Given task> Copy out all of the records below, swapping every "Problem" for "Exercise" and leaving everything else as it is.
*****
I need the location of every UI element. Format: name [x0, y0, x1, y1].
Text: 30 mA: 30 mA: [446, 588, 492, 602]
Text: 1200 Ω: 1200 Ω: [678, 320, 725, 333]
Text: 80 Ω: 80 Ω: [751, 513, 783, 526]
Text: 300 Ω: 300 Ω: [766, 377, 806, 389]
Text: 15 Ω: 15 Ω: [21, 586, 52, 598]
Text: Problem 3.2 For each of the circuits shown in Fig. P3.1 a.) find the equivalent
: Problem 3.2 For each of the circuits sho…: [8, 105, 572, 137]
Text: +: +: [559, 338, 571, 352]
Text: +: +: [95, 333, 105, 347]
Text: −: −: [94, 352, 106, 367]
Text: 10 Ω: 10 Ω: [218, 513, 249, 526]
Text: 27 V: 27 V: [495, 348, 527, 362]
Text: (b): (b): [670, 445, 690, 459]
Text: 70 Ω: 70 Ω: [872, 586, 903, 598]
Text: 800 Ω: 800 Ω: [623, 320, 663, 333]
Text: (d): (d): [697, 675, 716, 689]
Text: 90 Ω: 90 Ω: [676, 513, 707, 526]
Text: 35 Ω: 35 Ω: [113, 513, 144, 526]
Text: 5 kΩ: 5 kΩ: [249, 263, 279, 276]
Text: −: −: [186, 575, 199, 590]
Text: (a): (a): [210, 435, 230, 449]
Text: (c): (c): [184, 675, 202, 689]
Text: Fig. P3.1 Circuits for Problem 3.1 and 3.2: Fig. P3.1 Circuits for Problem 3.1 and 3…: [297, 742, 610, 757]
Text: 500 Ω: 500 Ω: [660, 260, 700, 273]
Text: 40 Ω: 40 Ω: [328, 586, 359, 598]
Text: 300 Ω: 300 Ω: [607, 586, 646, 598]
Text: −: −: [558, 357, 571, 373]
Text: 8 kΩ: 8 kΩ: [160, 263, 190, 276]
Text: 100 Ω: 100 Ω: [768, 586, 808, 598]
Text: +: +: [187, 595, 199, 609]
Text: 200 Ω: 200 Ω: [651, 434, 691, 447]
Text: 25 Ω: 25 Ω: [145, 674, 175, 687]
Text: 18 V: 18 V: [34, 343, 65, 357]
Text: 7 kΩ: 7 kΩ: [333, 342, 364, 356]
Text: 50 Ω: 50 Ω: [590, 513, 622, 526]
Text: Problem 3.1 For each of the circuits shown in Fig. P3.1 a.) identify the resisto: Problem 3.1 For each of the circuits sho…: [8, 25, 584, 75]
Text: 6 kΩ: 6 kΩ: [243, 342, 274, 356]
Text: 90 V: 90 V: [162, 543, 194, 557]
*****
Expected answer>
I need the location of every UI element. Format: name [x0, y0, x1, y1].
Text: 30 mA: 30 mA: [446, 588, 492, 602]
Text: 1200 Ω: 1200 Ω: [678, 320, 725, 333]
Text: 80 Ω: 80 Ω: [751, 513, 783, 526]
Text: 300 Ω: 300 Ω: [766, 377, 806, 389]
Text: 15 Ω: 15 Ω: [21, 586, 52, 598]
Text: Exercise 3.2 For each of the circuits shown in Fig. P3.1 a.) find the equivalent
: Exercise 3.2 For each of the circuits sho…: [8, 105, 572, 137]
Text: +: +: [559, 338, 571, 352]
Text: +: +: [95, 333, 105, 347]
Text: −: −: [94, 352, 106, 367]
Text: 10 Ω: 10 Ω: [218, 513, 249, 526]
Text: 27 V: 27 V: [495, 348, 527, 362]
Text: (b): (b): [670, 445, 690, 459]
Text: 70 Ω: 70 Ω: [872, 586, 903, 598]
Text: 800 Ω: 800 Ω: [623, 320, 663, 333]
Text: (d): (d): [697, 675, 716, 689]
Text: 90 Ω: 90 Ω: [676, 513, 707, 526]
Text: 35 Ω: 35 Ω: [113, 513, 144, 526]
Text: 5 kΩ: 5 kΩ: [249, 263, 279, 276]
Text: −: −: [186, 575, 199, 590]
Text: (a): (a): [210, 435, 230, 449]
Text: (c): (c): [184, 675, 202, 689]
Text: Fig. P3.1 Circuits for Exercise 3.1 and 3.2: Fig. P3.1 Circuits for Exercise 3.1 and 3…: [297, 742, 610, 757]
Text: 500 Ω: 500 Ω: [660, 260, 700, 273]
Text: 40 Ω: 40 Ω: [328, 586, 359, 598]
Text: 300 Ω: 300 Ω: [607, 586, 646, 598]
Text: −: −: [558, 357, 571, 373]
Text: 8 kΩ: 8 kΩ: [160, 263, 190, 276]
Text: 100 Ω: 100 Ω: [768, 586, 808, 598]
Text: +: +: [187, 595, 199, 609]
Text: 200 Ω: 200 Ω: [651, 434, 691, 447]
Text: 25 Ω: 25 Ω: [145, 674, 175, 687]
Text: 18 V: 18 V: [34, 343, 65, 357]
Text: 7 kΩ: 7 kΩ: [333, 342, 364, 356]
Text: 50 Ω: 50 Ω: [590, 513, 622, 526]
Text: Exercise 3.1 For each of the circuits shown in Fig. P3.1 a.) identify the resisto: Exercise 3.1 For each of the circuits sho…: [8, 25, 584, 75]
Text: 6 kΩ: 6 kΩ: [243, 342, 274, 356]
Text: 90 V: 90 V: [162, 543, 194, 557]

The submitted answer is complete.